Records that describe figures:
· · · · ·

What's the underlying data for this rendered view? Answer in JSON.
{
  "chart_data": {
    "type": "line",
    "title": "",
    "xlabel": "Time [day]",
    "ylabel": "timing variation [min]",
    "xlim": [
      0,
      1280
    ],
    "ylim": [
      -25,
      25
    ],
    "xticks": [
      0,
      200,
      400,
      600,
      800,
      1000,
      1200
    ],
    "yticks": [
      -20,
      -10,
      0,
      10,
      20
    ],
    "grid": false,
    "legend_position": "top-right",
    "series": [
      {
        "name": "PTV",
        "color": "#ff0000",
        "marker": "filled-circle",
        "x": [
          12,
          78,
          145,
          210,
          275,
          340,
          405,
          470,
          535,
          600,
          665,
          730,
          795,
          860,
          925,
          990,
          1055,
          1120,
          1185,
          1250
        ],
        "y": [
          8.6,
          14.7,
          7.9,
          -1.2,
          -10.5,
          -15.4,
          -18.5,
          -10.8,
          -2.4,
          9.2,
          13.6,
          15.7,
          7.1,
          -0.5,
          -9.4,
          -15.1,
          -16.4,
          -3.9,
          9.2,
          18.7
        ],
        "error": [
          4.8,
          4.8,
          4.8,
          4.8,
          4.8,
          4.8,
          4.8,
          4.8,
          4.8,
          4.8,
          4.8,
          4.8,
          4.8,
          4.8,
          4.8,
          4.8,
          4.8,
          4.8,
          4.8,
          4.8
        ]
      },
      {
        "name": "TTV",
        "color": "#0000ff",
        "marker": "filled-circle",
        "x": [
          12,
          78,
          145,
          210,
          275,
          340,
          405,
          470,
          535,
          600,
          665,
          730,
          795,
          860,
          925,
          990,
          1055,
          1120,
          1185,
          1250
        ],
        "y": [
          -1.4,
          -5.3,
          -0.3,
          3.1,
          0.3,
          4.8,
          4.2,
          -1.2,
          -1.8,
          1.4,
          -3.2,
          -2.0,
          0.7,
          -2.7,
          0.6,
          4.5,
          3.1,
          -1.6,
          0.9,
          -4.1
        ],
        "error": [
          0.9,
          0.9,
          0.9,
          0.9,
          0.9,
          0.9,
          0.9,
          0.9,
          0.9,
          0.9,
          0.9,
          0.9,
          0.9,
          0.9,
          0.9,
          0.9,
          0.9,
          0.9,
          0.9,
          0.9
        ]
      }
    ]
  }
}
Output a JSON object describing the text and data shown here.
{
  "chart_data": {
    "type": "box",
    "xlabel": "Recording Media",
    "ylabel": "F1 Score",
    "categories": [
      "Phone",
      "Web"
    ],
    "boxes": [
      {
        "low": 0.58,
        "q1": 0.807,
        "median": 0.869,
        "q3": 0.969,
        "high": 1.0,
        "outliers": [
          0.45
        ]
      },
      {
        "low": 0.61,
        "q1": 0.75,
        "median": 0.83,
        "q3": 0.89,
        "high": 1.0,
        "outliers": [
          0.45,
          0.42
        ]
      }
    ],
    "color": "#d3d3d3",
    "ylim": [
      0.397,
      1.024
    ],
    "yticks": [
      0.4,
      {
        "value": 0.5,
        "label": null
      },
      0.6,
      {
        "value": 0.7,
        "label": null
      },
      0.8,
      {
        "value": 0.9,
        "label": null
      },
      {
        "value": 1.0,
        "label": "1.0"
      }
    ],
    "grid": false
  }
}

· · · · ·

Given request:
Transcribe the material above in its entirety. Match it exactly.

Answer to this task:
What's the underlying data for this rendered view? Answer in JSON.
{
  "chart_data": {
    "type": "line",
    "title": "",
    "xlabel": "Time [day]",
    "ylabel": "timing variation [min]",
    "xlim": [
      0,
      1280
    ],
    "ylim": [
      -25,
      25
    ],
    "xticks": [
      0,
      200,
      400,
      600,
      800,
      1000,
      1200
    ],
    "yticks": [
      -20,
      -10,
      0,
      10,
      20
    ],
    "grid": false,
    "legend_position": "top-right",
    "series": [
      {
        "name": "PTV",
        "color": "#ff0000",
        "marker": "filled-circle",
        "x": [
          12,
          78,
          145,
          210,
          275,
          340,
          405,
          470,
          535,
          600,
          665,
          730,
          795,
          860,
          925,
          990,
          1055,
          1120,
          1185,
          1250
        ],
        "y": [
          8.6,
          14.7,
          7.9,
          -1.2,
          -10.5,
          -15.4,
          -18.5,
          -10.8,
          -2.4,
          9.2,
          13.6,
          15.7,
          7.1,
          -0.5,
          -9.4,
          -15.1,
          -16.4,
          -3.9,
          9.2,
          18.7
        ],
        "error": [
          4.8,
          4.8,
          4.8,
          4.8,
          4.8,
          4.8,
          4.8,
          4.8,
          4.8,
          4.8,
          4.8,
          4.8,
          4.8,
          4.8,
          4.8,
          4.8,
          4.8,
          4.8,
          4.8,
          4.8
        ]
      },
      {
        "name": "TTV",
        "color": "#0000ff",
        "marker": "filled-circle",
        "x": [
          12,
          78,
          145,
          210,
          275,
          340,
          405,
          470,
          535,
          600,
          665,
          730,
          795,
          860,
          925,
          990,
          1055,
          1120,
          1185,
          1250
        ],
        "y": [
          -1.4,
          -5.3,
          -0.3,
          3.1,
          0.3,
          4.8,
          4.2,
          -1.2,
          -1.8,
          1.4,
          -3.2,
          -2.0,
          0.7,
          -2.7,
          0.6,
          4.5,
          3.1,
          -1.6,
          0.9,
          -4.1
        ],
        "error": [
          0.9,
          0.9,
          0.9,
          0.9,
          0.9,
          0.9,
          0.9,
          0.9,
          0.9,
          0.9,
          0.9,
          0.9,
          0.9,
          0.9,
          0.9,
          0.9,
          0.9,
          0.9,
          0.9,
          0.9
        ]
      }
    ]
  }
}
Output a JSON object describing the text and data shown here.
{
  "chart_data": {
    "type": "box",
    "xlabel": "Recording Media",
    "ylabel": "F1 Score",
    "categories": [
      "Phone",
      "Web"
    ],
    "boxes": [
      {
        "low": 0.58,
        "q1": 0.807,
        "median": 0.869,
        "q3": 0.969,
        "high": 1.0,
        "outliers": [
          0.45
        ]
      },
      {
        "low": 0.61,
        "q1": 0.75,
        "median": 0.83,
        "q3": 0.89,
        "high": 1.0,
        "outliers": [
          0.45,
          0.42
        ]
      }
    ],
    "color": "#d3d3d3",
    "ylim": [
      0.397,
      1.024
    ],
    "yticks": [
      0.4,
      {
        "value": 0.5,
        "label": null
      },
      0.6,
      {
        "value": 0.7,
        "label": null
      },
      0.8,
      {
        "value": 0.9,
        "label": null
      },
      {
        "value": 1.0,
        "label": "1.0"
      }
    ],
    "grid": false
  }
}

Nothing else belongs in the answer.